/---

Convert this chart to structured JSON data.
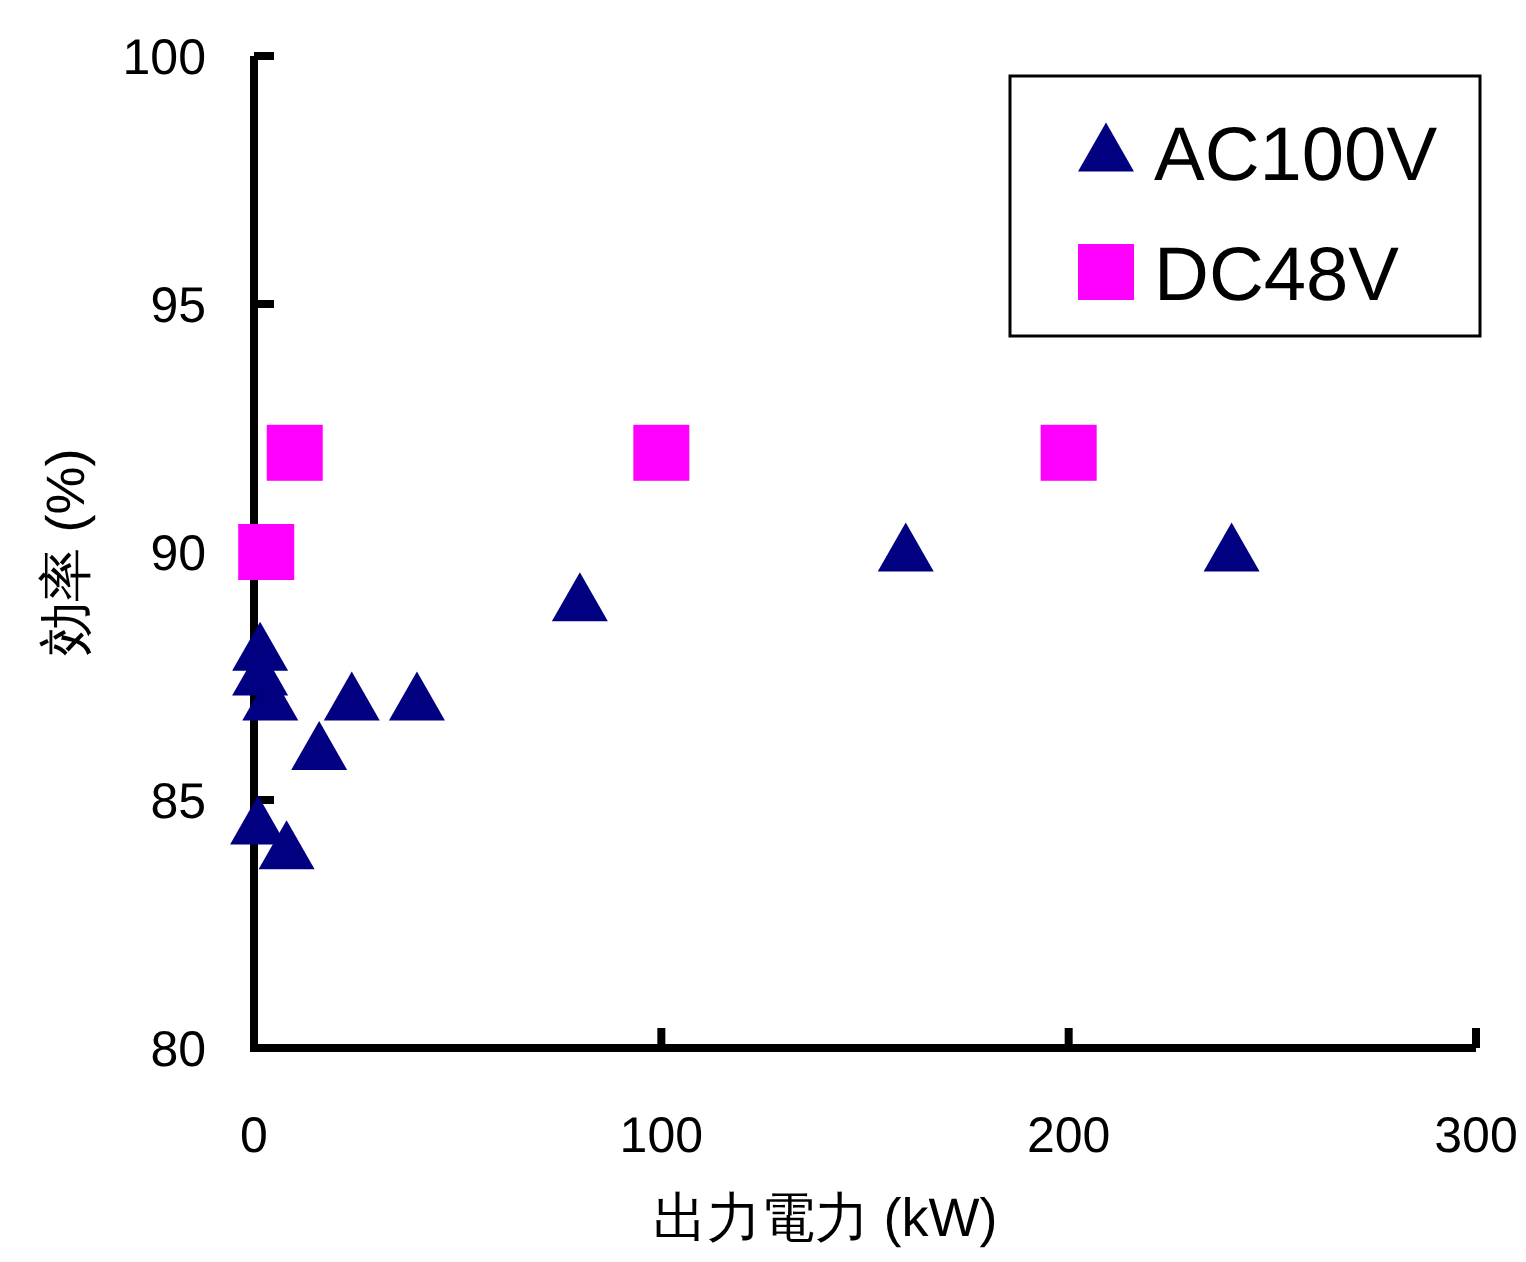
{
  "chart_data": {
    "type": "scatter",
    "xlabel": "出力電力 (kW)",
    "ylabel": "効率 (%)",
    "xlim": [
      0,
      300
    ],
    "ylim": [
      80,
      100
    ],
    "xticks": [
      0,
      100,
      200,
      300
    ],
    "yticks": [
      80,
      85,
      90,
      95,
      100
    ],
    "grid": false,
    "legend": "top right",
    "series": [
      {
        "name": "AC100V",
        "color": "#000080",
        "marker": "triangle",
        "x": [
          1,
          8,
          1.5,
          1.5,
          4,
          16,
          24,
          40,
          80,
          160,
          240
        ],
        "values": [
          84.5,
          84,
          88,
          87.5,
          87,
          86,
          87,
          87,
          89,
          90,
          90
        ]
      },
      {
        "name": "DC48V",
        "color": "#ff00ff",
        "marker": "square",
        "x": [
          3,
          10,
          100,
          200
        ],
        "values": [
          90,
          92,
          92,
          92
        ]
      }
    ]
  }
}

\---

#### YOUR INSTRUCTIONS:
Quote each record exactly as it stands, minus the pictures.

#### FULL OUTPUT:
Convert this chart to structured JSON data.
{
  "chart_data": {
    "type": "scatter",
    "xlabel": "出力電力 (kW)",
    "ylabel": "効率 (%)",
    "xlim": [
      0,
      300
    ],
    "ylim": [
      80,
      100
    ],
    "xticks": [
      0,
      100,
      200,
      300
    ],
    "yticks": [
      80,
      85,
      90,
      95,
      100
    ],
    "grid": false,
    "legend": "top right",
    "series": [
      {
        "name": "AC100V",
        "color": "#000080",
        "marker": "triangle",
        "x": [
          1,
          8,
          1.5,
          1.5,
          4,
          16,
          24,
          40,
          80,
          160,
          240
        ],
        "values": [
          84.5,
          84,
          88,
          87.5,
          87,
          86,
          87,
          87,
          89,
          90,
          90
        ]
      },
      {
        "name": "DC48V",
        "color": "#ff00ff",
        "marker": "square",
        "x": [
          3,
          10,
          100,
          200
        ],
        "values": [
          90,
          92,
          92,
          92
        ]
      }
    ]
  }
}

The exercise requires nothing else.